• What is expected: Copy each line of the records that contains the word "label".

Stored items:
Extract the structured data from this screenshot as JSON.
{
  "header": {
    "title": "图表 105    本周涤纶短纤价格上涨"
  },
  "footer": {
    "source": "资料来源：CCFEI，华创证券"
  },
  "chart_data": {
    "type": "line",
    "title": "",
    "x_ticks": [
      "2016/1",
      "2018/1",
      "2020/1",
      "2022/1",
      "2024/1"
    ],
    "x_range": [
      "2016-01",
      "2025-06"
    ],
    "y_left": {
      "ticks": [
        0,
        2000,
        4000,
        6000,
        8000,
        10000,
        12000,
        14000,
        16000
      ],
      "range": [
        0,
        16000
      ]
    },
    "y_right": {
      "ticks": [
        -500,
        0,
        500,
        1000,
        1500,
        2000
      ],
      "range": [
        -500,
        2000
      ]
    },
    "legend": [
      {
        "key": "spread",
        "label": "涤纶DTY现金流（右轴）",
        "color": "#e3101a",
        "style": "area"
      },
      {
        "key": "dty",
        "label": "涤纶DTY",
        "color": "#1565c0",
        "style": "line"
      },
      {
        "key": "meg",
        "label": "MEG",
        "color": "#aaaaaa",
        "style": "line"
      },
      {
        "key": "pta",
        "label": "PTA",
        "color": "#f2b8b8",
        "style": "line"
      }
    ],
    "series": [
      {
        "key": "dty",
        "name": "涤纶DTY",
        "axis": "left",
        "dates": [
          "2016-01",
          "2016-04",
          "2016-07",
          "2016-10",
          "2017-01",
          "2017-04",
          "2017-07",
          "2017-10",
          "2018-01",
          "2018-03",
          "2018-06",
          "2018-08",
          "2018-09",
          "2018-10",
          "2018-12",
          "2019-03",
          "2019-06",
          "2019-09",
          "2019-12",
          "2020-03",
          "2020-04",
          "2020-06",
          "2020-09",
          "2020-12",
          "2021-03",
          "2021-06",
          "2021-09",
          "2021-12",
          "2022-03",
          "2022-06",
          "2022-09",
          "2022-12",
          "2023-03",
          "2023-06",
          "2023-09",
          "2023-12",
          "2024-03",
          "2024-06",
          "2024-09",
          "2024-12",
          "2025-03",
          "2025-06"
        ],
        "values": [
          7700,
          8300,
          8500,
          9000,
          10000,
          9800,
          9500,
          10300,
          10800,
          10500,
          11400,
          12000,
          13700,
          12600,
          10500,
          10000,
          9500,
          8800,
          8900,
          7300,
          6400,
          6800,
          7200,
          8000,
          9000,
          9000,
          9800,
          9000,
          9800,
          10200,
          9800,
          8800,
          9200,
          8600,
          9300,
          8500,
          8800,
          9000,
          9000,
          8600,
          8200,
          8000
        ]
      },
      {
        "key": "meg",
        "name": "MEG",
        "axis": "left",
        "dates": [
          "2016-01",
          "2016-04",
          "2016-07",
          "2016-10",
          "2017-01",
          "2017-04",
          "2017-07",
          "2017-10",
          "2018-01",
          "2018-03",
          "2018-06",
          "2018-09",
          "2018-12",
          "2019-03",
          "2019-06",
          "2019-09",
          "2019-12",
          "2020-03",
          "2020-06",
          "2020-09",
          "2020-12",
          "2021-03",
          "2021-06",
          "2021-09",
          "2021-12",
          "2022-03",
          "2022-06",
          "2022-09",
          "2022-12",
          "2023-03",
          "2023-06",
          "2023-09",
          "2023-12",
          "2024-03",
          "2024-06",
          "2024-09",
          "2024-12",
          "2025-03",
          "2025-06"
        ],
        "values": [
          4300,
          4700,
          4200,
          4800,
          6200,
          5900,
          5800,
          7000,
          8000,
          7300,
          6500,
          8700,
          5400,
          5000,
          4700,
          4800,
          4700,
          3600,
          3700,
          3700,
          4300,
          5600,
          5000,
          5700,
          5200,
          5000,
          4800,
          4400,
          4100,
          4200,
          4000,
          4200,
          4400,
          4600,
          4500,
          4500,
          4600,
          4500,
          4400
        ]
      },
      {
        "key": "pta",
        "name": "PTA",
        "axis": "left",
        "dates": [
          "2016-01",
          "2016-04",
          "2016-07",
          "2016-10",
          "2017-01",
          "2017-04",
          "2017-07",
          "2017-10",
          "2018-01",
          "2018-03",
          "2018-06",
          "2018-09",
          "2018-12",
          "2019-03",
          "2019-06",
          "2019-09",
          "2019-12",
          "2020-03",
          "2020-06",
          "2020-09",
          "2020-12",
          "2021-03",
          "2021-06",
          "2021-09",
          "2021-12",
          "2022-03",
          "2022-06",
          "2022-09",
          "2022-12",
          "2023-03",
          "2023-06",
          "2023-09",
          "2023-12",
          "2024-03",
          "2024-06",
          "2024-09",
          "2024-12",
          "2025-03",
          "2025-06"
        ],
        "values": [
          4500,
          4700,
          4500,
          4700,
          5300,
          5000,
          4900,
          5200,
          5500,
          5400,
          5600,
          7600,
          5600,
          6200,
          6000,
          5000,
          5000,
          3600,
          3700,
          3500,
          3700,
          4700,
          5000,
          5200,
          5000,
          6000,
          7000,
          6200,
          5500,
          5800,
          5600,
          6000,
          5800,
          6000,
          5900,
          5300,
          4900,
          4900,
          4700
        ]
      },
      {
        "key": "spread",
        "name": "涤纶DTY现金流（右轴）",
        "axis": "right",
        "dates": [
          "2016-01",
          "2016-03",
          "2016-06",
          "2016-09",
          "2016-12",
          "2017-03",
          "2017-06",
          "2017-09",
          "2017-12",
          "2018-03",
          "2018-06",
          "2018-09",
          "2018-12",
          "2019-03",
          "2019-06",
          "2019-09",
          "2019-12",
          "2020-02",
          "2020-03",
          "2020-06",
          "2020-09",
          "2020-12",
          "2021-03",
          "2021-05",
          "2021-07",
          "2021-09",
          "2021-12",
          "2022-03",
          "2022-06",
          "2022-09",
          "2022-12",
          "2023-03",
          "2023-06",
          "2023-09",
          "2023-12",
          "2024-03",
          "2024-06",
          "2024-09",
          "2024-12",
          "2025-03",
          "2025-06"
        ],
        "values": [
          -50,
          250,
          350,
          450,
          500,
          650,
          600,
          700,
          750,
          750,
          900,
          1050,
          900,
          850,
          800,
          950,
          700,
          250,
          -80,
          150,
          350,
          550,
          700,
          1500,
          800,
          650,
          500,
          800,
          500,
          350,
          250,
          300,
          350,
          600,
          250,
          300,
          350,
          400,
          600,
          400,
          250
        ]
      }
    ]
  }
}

• Final result:
        "label": "涤纶DTY现金流（右轴）",
        "label": "涤纶DTY",
        "label": "MEG",
        "label": "PTA",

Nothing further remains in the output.